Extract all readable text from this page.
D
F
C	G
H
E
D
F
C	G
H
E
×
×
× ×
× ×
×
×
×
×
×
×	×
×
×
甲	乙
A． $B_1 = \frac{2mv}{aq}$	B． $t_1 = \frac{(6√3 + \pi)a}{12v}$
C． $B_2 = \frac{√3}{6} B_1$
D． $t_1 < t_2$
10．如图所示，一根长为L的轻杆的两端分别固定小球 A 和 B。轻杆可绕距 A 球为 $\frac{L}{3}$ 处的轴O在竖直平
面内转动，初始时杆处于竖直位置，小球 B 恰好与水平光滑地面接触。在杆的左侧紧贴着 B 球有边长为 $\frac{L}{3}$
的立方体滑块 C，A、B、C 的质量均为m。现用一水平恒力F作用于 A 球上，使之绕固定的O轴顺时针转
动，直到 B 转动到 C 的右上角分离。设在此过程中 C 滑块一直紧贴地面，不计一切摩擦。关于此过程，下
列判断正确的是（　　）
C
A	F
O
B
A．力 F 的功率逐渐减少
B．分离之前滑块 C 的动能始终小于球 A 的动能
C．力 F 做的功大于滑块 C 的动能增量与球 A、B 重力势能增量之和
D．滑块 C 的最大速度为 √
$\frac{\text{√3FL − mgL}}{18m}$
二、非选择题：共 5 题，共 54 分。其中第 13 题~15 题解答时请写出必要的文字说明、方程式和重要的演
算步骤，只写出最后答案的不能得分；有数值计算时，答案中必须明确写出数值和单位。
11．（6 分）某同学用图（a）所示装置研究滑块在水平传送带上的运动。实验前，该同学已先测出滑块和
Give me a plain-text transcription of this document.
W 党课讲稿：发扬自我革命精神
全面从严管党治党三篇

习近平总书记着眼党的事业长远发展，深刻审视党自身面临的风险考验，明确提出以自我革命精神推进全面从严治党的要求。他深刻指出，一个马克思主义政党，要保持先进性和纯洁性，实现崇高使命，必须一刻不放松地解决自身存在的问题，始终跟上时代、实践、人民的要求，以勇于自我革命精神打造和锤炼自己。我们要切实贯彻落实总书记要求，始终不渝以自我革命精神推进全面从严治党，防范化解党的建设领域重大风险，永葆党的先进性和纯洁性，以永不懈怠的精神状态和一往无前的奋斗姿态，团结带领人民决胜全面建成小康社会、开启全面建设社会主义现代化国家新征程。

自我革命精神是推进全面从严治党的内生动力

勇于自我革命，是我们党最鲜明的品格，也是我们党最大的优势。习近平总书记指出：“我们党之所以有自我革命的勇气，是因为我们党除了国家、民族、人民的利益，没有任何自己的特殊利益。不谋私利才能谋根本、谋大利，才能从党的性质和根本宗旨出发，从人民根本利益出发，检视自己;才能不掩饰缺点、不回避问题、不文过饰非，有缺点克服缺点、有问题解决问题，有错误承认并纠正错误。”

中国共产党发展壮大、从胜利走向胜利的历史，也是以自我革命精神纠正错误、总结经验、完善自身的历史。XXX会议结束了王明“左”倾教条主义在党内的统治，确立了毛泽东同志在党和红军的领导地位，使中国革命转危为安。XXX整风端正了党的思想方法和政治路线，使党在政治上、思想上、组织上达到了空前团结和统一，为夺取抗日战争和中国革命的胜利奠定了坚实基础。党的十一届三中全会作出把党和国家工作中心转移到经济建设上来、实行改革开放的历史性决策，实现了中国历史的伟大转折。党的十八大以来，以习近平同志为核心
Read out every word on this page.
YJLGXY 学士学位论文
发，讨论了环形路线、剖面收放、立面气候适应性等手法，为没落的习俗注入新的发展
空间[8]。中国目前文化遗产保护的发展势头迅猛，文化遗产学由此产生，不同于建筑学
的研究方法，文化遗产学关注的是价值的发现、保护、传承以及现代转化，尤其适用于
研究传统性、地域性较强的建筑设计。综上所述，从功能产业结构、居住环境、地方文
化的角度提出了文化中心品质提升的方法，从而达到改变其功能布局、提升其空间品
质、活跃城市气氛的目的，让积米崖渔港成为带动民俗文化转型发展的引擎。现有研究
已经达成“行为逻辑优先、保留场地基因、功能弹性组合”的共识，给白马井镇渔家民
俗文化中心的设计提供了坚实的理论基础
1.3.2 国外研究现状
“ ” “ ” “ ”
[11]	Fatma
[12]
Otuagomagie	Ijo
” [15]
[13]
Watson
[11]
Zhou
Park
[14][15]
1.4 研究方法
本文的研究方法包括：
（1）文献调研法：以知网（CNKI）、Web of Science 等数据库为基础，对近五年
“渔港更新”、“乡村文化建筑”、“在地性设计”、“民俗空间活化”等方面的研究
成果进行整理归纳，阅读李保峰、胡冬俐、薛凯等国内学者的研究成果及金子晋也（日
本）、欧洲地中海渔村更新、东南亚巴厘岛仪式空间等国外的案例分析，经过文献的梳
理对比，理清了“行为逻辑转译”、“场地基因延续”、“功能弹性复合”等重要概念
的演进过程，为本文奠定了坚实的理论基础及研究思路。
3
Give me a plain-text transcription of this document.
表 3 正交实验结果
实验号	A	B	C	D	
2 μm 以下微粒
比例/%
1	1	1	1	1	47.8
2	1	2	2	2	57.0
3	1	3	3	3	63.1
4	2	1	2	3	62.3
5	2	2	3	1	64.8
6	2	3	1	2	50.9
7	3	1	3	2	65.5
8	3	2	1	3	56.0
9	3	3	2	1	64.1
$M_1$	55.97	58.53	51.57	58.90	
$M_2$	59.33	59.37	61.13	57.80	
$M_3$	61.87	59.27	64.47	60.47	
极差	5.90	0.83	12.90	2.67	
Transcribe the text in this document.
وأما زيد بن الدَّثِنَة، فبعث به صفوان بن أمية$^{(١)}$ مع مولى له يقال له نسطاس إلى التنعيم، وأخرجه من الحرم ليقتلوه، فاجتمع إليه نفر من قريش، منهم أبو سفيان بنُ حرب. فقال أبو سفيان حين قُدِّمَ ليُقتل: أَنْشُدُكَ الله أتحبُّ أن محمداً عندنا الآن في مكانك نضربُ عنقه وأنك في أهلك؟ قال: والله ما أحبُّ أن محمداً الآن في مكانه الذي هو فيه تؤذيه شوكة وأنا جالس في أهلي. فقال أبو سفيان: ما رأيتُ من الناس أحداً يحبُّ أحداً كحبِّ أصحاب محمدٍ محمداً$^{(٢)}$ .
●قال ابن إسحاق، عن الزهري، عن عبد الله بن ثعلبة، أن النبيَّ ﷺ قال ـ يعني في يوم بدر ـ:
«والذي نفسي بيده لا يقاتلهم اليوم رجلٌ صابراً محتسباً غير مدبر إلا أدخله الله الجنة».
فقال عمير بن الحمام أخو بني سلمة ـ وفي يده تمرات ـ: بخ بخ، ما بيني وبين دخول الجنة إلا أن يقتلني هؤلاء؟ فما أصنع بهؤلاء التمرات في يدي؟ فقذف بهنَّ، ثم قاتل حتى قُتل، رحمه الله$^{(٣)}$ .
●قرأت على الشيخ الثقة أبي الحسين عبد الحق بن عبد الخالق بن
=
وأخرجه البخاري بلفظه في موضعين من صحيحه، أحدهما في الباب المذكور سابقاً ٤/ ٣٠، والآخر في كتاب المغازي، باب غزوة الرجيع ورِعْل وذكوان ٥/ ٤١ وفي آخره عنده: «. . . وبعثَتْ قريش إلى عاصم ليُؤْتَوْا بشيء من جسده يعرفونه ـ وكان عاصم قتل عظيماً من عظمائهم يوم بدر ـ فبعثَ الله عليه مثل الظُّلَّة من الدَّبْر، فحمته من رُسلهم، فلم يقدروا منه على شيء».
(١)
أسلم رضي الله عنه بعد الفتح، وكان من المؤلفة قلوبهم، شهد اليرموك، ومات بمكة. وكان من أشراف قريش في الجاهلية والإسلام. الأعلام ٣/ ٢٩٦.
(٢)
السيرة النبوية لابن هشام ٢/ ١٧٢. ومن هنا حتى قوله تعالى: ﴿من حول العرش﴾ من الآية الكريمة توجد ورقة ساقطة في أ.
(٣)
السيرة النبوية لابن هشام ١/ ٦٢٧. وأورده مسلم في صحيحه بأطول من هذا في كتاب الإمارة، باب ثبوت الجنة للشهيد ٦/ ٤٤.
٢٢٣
::::::
> [REQUIRED WORK]
In the data above, how many lines contain the string "لابن"? Answer with the number only.

> [TASK RESULT]
2